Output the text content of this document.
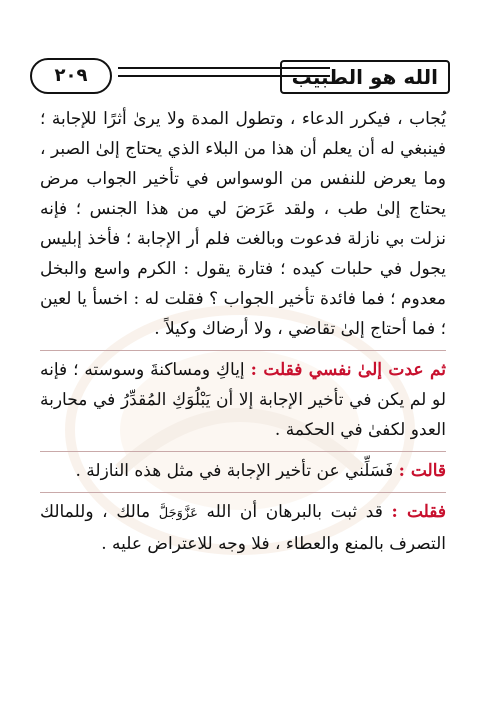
الله هو الطبيب
٢٠٩

يُجاب ، فيكرر الدعاء ، وتطول المدة ولا يرىٰ أثرًا للإجابة ؛ فينبغي له أن يعلم أن هذا من البلاء الذي يحتاج إلىٰ الصبر ، وما يعرض للنفس من الوسواس في تأخير الجواب مرض يحتاج إلىٰ طب ، ولقد عَرَضَ لي من هذا الجنس ؛ فإنه نزلت بي نازلة فدعوت وبالغت فلم أر الإجابة ؛ فأخذ إبليس يجول في حلبات كيده ؛ فتارة يقول : الكرم واسع والبخل معدوم ؛ فما فائدة تأخير الجواب ؟ فقلت له : اخسأ يا لعين ؛ فما أحتاج إلىٰ تقاضي ، ولا أرضاك وكيلاً .

ثم عدت إلىٰ نفسي فقلت : إياكِ ومساكنةَ وسوسته ؛ فإنه لو لم يكن في تأخير الإجابة إلا أن يَبْلُوَكِ المُقدِّرُ في محاربة العدو لكفىٰ في الحكمة .

قالت : فَسَلِّني عن تأخير الإجابة في مثل هذه النازلة .

فقلت : قد ثبت بالبرهان أن الله عَزَّوَجَلَّ مالك ، وللمالك التصرف بالمنع والعطاء ، فلا وجه للاعتراض عليه .
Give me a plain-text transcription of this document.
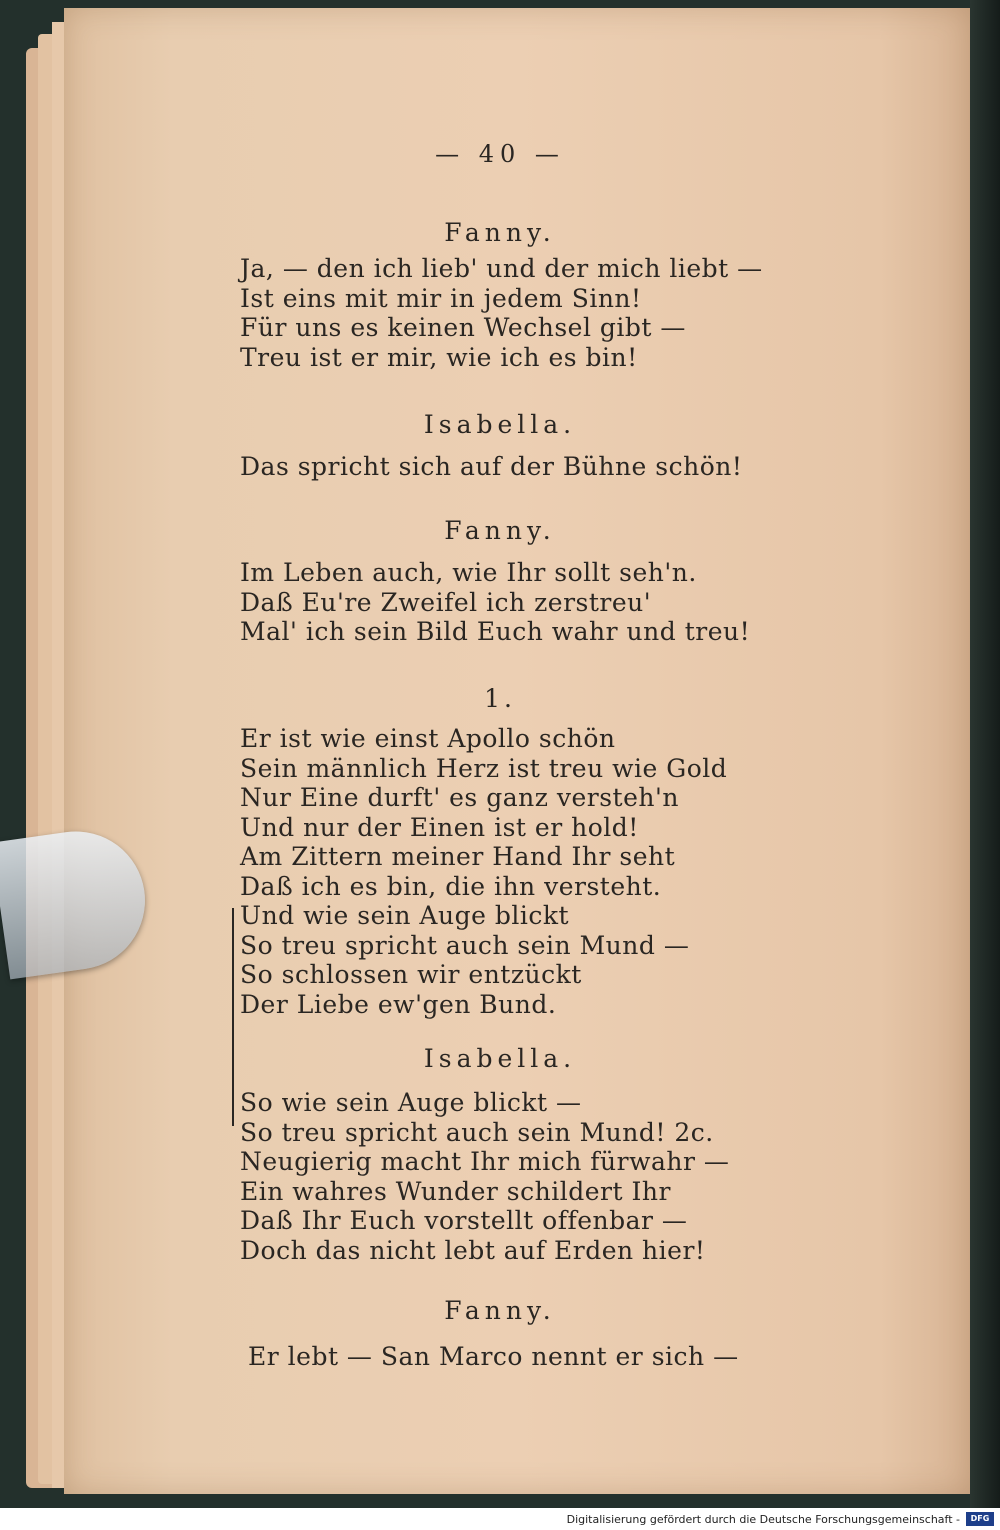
— 40 —
Fanny.
Ja, — den ich lieb' und der mich liebt —
Ist eins mit mir in jedem Sinn!
Für uns es keinen Wechsel gibt —
Treu ist er mir, wie ich es bin!
Isabella.
Das spricht sich auf der Bühne schön!
Fanny.
Im Leben auch, wie Ihr sollt seh'n.
Daß Eu're Zweifel ich zerstreu'
Mal' ich sein Bild Euch wahr und treu!
1.
Er ist wie einst Apollo schön
Sein männlich Herz ist treu wie Gold
Nur Eine durft' es ganz versteh'n
Und nur der Einen ist er hold!
Am Zittern meiner Hand Ihr seht
Daß ich es bin, die ihn versteht.
Und wie sein Auge blickt
So treu spricht auch sein Mund —
So schlossen wir entzückt
Der Liebe ew'gen Bund.
Isabella.
So wie sein Auge blickt —
So treu spricht auch sein Mund! 2c.
Neugierig macht Ihr mich fürwahr —
Ein wahres Wunder schildert Ihr
Daß Ihr Euch vorstellt offenbar —
Doch das nicht lebt auf Erden hier!
Fanny.
Er lebt — San Marco nennt er sich —
Digitalisierung gefördert durch die Deutsche Forschungsgemeinschaft -	DFG
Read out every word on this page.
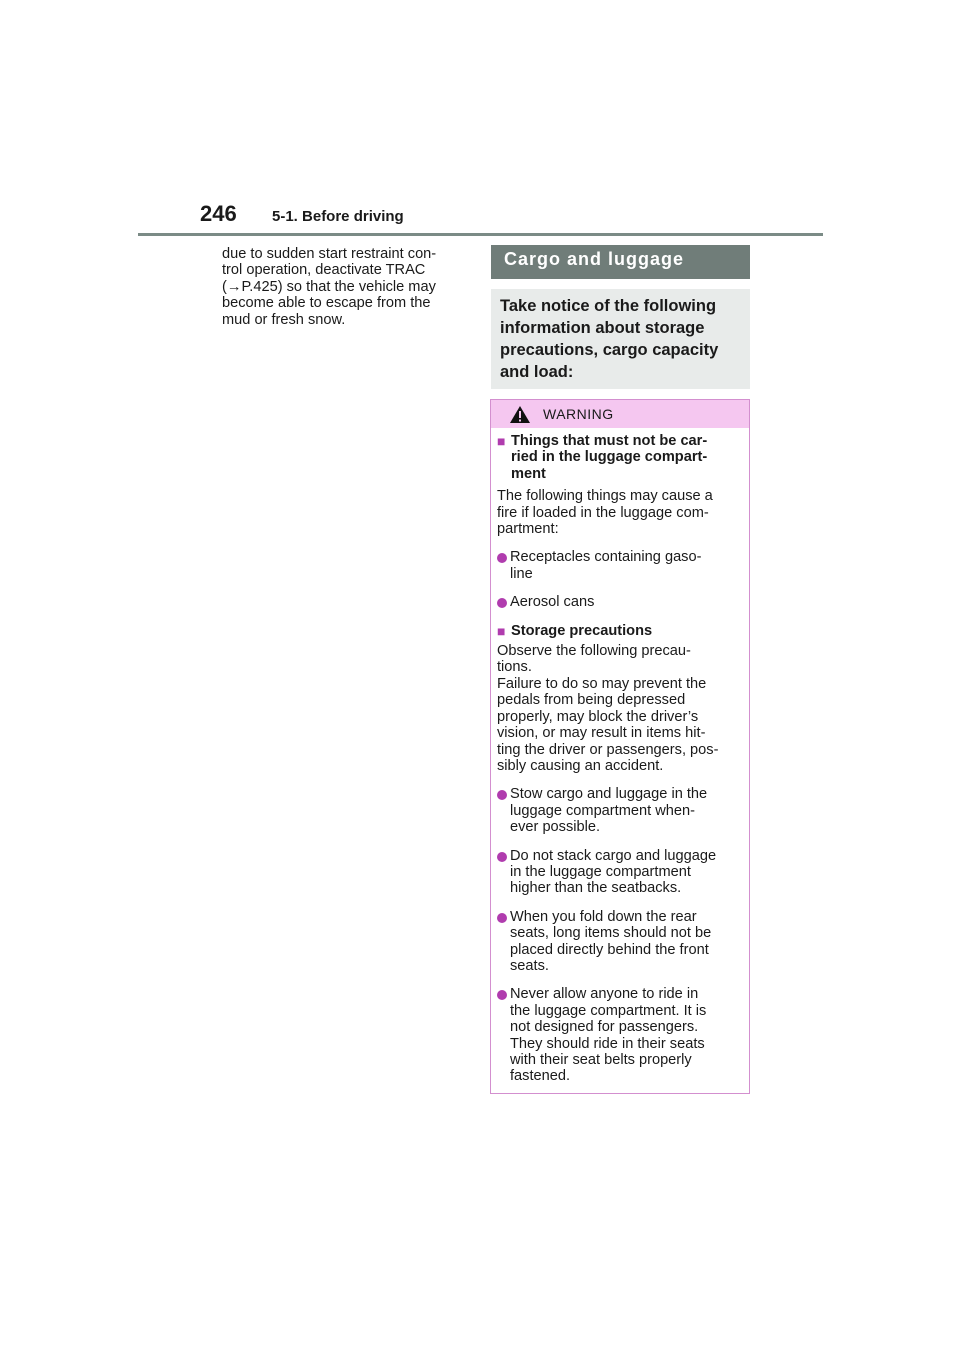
246 5-1. Before driving

due to sudden start restraint con-
trol operation, deactivate TRAC
(→P.425) so that the vehicle may
become able to escape from the
mud or fresh snow.

Cargo and luggage
Take notice of the following information about storage precautions, cargo capacity and load:
WARNING

■ Things that must not be car-
ried in the luggage compart-
ment

The following things may cause a
fire if loaded in the luggage com-
partment:

Receptacles containing gaso-
line

Aerosol cans

■ Storage precautions

Observe the following precau-
tions.
Failure to do so may prevent the
pedals from being depressed
properly, may block the driver’s
vision, or may result in items hit-
ting the driver or passengers, pos-
sibly causing an accident.

Stow cargo and luggage in the
luggage compartment when-
ever possible.

Do not stack cargo and luggage
in the luggage compartment
higher than the seatbacks.

When you fold down the rear
seats, long items should not be
placed directly behind the front
seats.

Never allow anyone to ride in
the luggage compartment. It is
not designed for passengers.
They should ride in their seats
with their seat belts properly
fastened.
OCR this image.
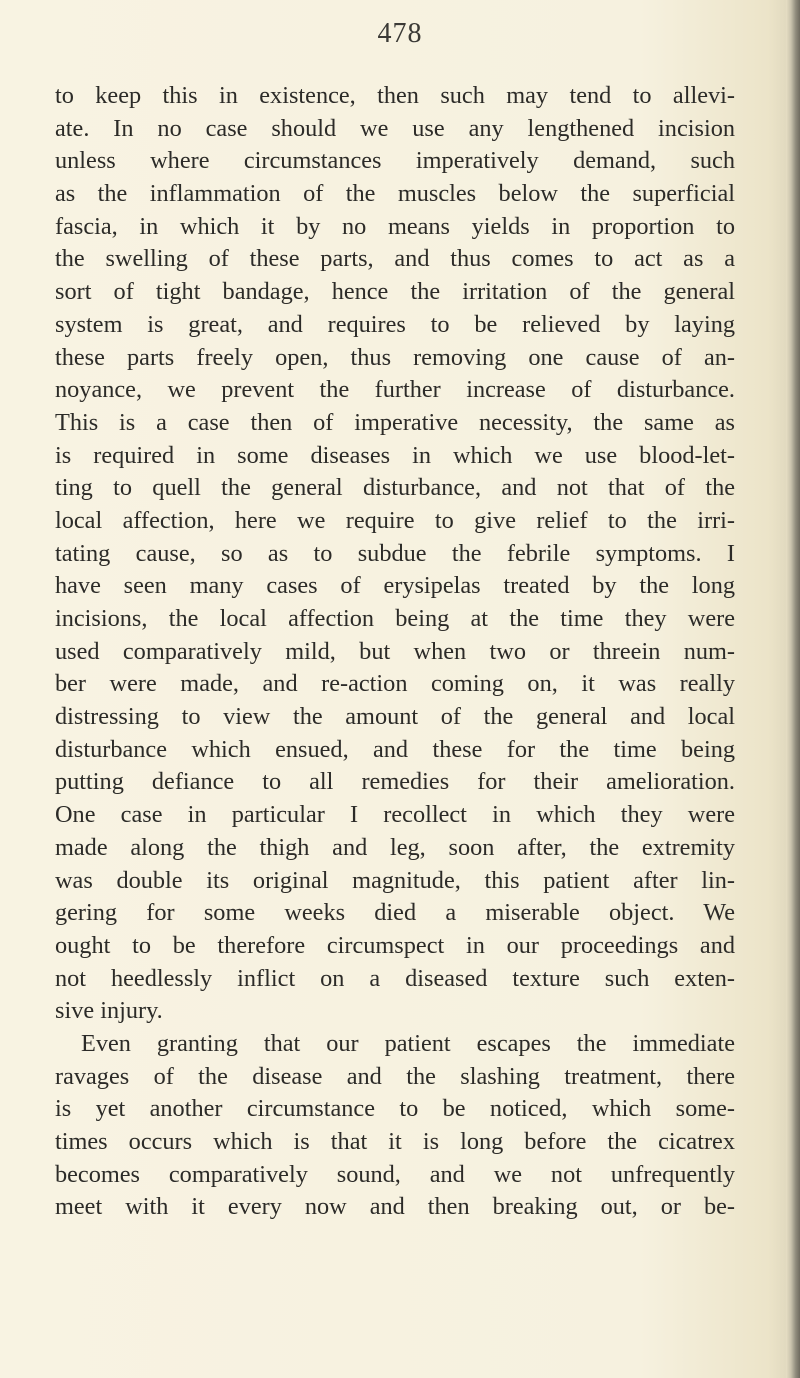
478
to keep this in existence, then such may tend to allevi-
ate. In no case should we use any lengthened incision
unless where circumstances imperatively demand, such
as the inflammation of the muscles below the superficial
fascia, in which it by no means yields in proportion to
the swelling of these parts, and thus comes to act as a
sort of tight bandage, hence the irritation of the general
system is great, and requires to be relieved by laying
these parts freely open, thus removing one cause of an-
noyance, we prevent the further increase of disturbance.
This is a case then of imperative necessity, the same as
is required in some diseases in which we use blood-let-
ting to quell the general disturbance, and not that of the
local affection, here we require to give relief to the irri-
tating cause, so as to subdue the febrile symptoms. I
have seen many cases of erysipelas treated by the long
incisions, the local affection being at the time they were
used comparatively mild, but when two or threein num-
ber were made, and re-action coming on, it was really
distressing to view the amount of the general and local
disturbance which ensued, and these for the time being
putting defiance to all remedies for their amelioration.
One case in particular I recollect in which they were
made along the thigh and leg, soon after, the extremity
was double its original magnitude, this patient after lin-
gering for some weeks died a miserable object. We
ought to be therefore circumspect in our proceedings and
not heedlessly inflict on a diseased texture such exten-
sive injury.
Even granting that our patient escapes the immediate
ravages of the disease and the slashing treatment, there
is yet another circumstance to be noticed, which some-
times occurs which is that it is long before the cicatrex
becomes comparatively sound, and we not unfrequently
meet with it every now and then breaking out, or be-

========================

■ Exercise details
The records above must be printed exactly; the pictures stay out.

■ Completed task
Output the text content of this document.
الله هو الطبيب
٢٠٩

يُجاب ، فيكرر الدعاء ، وتطول المدة ولا يرىٰ أثرًا للإجابة ؛ فينبغي له أن يعلم أن هذا من البلاء الذي يحتاج إلىٰ الصبر ، وما يعرض للنفس من الوسواس في تأخير الجواب مرض يحتاج إلىٰ طب ، ولقد عَرَضَ لي من هذا الجنس ؛ فإنه نزلت بي نازلة فدعوت وبالغت فلم أر الإجابة ؛ فأخذ إبليس يجول في حلبات كيده ؛ فتارة يقول : الكرم واسع والبخل معدوم ؛ فما فائدة تأخير الجواب ؟ فقلت له : اخسأ يا لعين ؛ فما أحتاج إلىٰ تقاضي ، ولا أرضاك وكيلاً .

ثم عدت إلىٰ نفسي فقلت : إياكِ ومساكنةَ وسوسته ؛ فإنه لو لم يكن في تأخير الإجابة إلا أن يَبْلُوَكِ المُقدِّرُ في محاربة العدو لكفىٰ في الحكمة .

قالت : فَسَلِّني عن تأخير الإجابة في مثل هذه النازلة .

فقلت : قد ثبت بالبرهان أن الله عَزَّوَجَلَّ مالك ، وللمالك التصرف بالمنع والعطاء ، فلا وجه للاعتراض عليه .
Give me a plain-text transcription of this document.
— 40 —
Fanny.
Ja, — den ich lieb' und der mich liebt —
Ist eins mit mir in jedem Sinn!
Für uns es keinen Wechsel gibt —
Treu ist er mir, wie ich es bin!
Isabella.
Das spricht sich auf der Bühne schön!
Fanny.
Im Leben auch, wie Ihr sollt seh'n.
Daß Eu're Zweifel ich zerstreu'
Mal' ich sein Bild Euch wahr und treu!
1.
Er ist wie einst Apollo schön
Sein männlich Herz ist treu wie Gold
Nur Eine durft' es ganz versteh'n
Und nur der Einen ist er hold!
Am Zittern meiner Hand Ihr seht
Daß ich es bin, die ihn versteht.
Und wie sein Auge blickt
So treu spricht auch sein Mund —
So schlossen wir entzückt
Der Liebe ew'gen Bund.
Isabella.
So wie sein Auge blickt —
So treu spricht auch sein Mund! 2c.
Neugierig macht Ihr mich fürwahr —
Ein wahres Wunder schildert Ihr
Daß Ihr Euch vorstellt offenbar —
Doch das nicht lebt auf Erden hier!
Fanny.
Er lebt — San Marco nennt er sich —
Digitalisierung gefördert durch die Deutsche Forschungsgemeinschaft -	DFG
Read out every word on this page.
246 5-1. Before driving

due to sudden start restraint con-
trol operation, deactivate TRAC
(→P.425) so that the vehicle may
become able to escape from the
mud or fresh snow.

Cargo and luggage
Take notice of the following information about storage precautions, cargo capacity and load:
WARNING

■ Things that must not be car-
ried in the luggage compart-
ment

The following things may cause a
fire if loaded in the luggage com-
partment:

Receptacles containing gaso-
line

Aerosol cans

■ Storage precautions

Observe the following precau-
tions.
Failure to do so may prevent the
pedals from being depressed
properly, may block the driver’s
vision, or may result in items hit-
ting the driver or passengers, pos-
sibly causing an accident.

Stow cargo and luggage in the
luggage compartment when-
ever possible.

Do not stack cargo and luggage
in the luggage compartment
higher than the seatbacks.

When you fold down the rear
seats, long items should not be
placed directly behind the front
seats.

Never allow anyone to ride in
the luggage compartment. It is
not designed for passengers.
They should ride in their seats
with their seat belts properly
fastened.
OCR this image.
478
to keep this in existence, then such may tend to allevi-
ate. In no case should we use any lengthened incision
unless where circumstances imperatively demand, such
as the inflammation of the muscles below the superficial
fascia, in which it by no means yields in proportion to
the swelling of these parts, and thus comes to act as a
sort of tight bandage, hence the irritation of the general
system is great, and requires to be relieved by laying
these parts freely open, thus removing one cause of an-
noyance, we prevent the further increase of disturbance.
This is a case then of imperative necessity, the same as
is required in some diseases in which we use blood-let-
ting to quell the general disturbance, and not that of the
local affection, here we require to give relief to the irri-
tating cause, so as to subdue the febrile symptoms. I
have seen many cases of erysipelas treated by the long
incisions, the local affection being at the time they were
used comparatively mild, but when two or threein num-
ber were made, and re-action coming on, it was really
distressing to view the amount of the general and local
disturbance which ensued, and these for the time being
putting defiance to all remedies for their amelioration.
One case in particular I recollect in which they were
made along the thigh and leg, soon after, the extremity
was double its original magnitude, this patient after lin-
gering for some weeks died a miserable object. We
ought to be therefore circumspect in our proceedings and
not heedlessly inflict on a diseased texture such exten-
sive injury.
Even granting that our patient escapes the immediate
ravages of the disease and the slashing treatment, there
is yet another circumstance to be noticed, which some-
times occurs which is that it is long before the cicatrex
becomes comparatively sound, and we not unfrequently
meet with it every now and then breaking out, or be-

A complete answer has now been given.